_TASK REQUIREMENTS_.
Every entry below must appear again, exactly as written.

_INPUT RECORDS_.

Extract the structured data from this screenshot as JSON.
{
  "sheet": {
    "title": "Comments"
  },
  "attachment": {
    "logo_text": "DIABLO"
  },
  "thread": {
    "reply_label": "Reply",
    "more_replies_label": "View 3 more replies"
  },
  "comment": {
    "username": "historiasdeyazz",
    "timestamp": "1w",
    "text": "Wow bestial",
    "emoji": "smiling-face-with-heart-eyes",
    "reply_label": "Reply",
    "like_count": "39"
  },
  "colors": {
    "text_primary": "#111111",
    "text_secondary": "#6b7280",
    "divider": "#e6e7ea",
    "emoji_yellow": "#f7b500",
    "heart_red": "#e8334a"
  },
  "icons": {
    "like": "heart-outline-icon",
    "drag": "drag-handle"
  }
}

_OUTPUT BELOW_.
Extract the structured data from this screenshot as JSON.
{
  "sheet": {
    "title": "Comments"
  },
  "attachment": {
    "logo_text": "DIABLO"
  },
  "thread": {
    "reply_label": "Reply",
    "more_replies_label": "View 3 more replies"
  },
  "comment": {
    "username": "historiasdeyazz",
    "timestamp": "1w",
    "text": "Wow bestial",
    "emoji": "smiling-face-with-heart-eyes",
    "reply_label": "Reply",
    "like_count": "39"
  },
  "colors": {
    "text_primary": "#111111",
    "text_secondary": "#6b7280",
    "divider": "#e6e7ea",
    "emoji_yellow": "#f7b500",
    "heart_red": "#e8334a"
  },
  "icons": {
    "like": "heart-outline-icon",
    "drag": "drag-handle"
  }
}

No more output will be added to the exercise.